TASK PROMPT: In the data below, find every line that has the string "true", and copy it.

[Stored data]
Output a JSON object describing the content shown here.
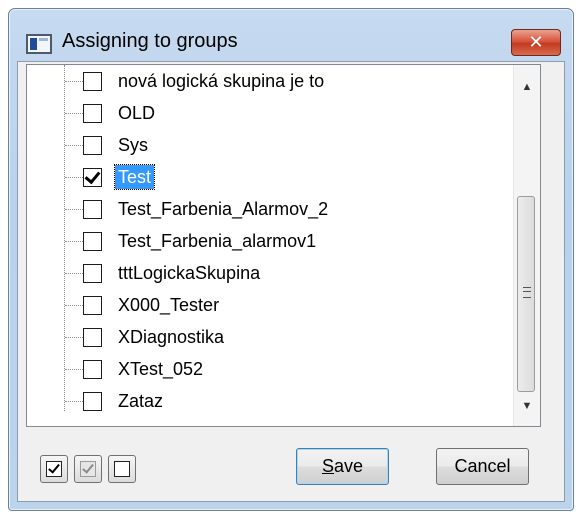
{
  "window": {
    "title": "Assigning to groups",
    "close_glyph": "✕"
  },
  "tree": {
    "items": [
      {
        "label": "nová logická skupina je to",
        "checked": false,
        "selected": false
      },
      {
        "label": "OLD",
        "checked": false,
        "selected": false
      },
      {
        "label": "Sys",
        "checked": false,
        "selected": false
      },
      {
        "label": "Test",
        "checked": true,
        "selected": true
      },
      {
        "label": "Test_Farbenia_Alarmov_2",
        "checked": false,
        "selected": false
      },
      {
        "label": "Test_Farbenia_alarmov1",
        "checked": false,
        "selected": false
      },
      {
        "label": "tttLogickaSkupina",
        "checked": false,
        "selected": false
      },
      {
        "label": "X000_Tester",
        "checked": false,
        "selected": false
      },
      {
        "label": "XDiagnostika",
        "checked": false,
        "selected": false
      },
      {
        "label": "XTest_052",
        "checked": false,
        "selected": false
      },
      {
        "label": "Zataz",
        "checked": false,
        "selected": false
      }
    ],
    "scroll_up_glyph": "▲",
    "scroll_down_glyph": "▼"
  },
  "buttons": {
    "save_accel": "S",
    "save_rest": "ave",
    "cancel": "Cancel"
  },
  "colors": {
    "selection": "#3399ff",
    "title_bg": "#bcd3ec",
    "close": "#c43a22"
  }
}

...

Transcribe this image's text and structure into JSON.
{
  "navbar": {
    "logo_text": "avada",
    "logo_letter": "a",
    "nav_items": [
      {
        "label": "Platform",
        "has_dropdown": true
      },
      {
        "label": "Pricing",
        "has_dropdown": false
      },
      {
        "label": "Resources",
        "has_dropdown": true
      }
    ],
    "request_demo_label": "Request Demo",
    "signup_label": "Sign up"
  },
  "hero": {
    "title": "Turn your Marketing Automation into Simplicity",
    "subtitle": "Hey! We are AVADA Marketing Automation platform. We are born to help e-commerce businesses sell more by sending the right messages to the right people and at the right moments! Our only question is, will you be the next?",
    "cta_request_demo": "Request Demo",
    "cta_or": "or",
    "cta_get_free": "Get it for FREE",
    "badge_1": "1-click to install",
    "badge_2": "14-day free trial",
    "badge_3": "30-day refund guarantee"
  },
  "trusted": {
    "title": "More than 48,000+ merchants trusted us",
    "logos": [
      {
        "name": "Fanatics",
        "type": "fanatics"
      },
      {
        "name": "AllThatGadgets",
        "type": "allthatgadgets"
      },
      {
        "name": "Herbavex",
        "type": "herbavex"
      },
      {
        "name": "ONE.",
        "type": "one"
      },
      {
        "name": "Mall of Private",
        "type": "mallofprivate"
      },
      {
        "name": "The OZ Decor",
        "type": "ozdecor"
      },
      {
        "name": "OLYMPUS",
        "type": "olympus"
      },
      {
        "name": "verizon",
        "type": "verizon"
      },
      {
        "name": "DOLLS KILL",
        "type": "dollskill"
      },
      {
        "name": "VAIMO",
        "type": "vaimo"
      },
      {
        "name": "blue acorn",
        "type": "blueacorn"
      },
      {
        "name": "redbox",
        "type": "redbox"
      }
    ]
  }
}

EXERCISE RESPONSE:
        "checked": true,
        "selected": true
        "has_dropdown": true
        "has_dropdown": true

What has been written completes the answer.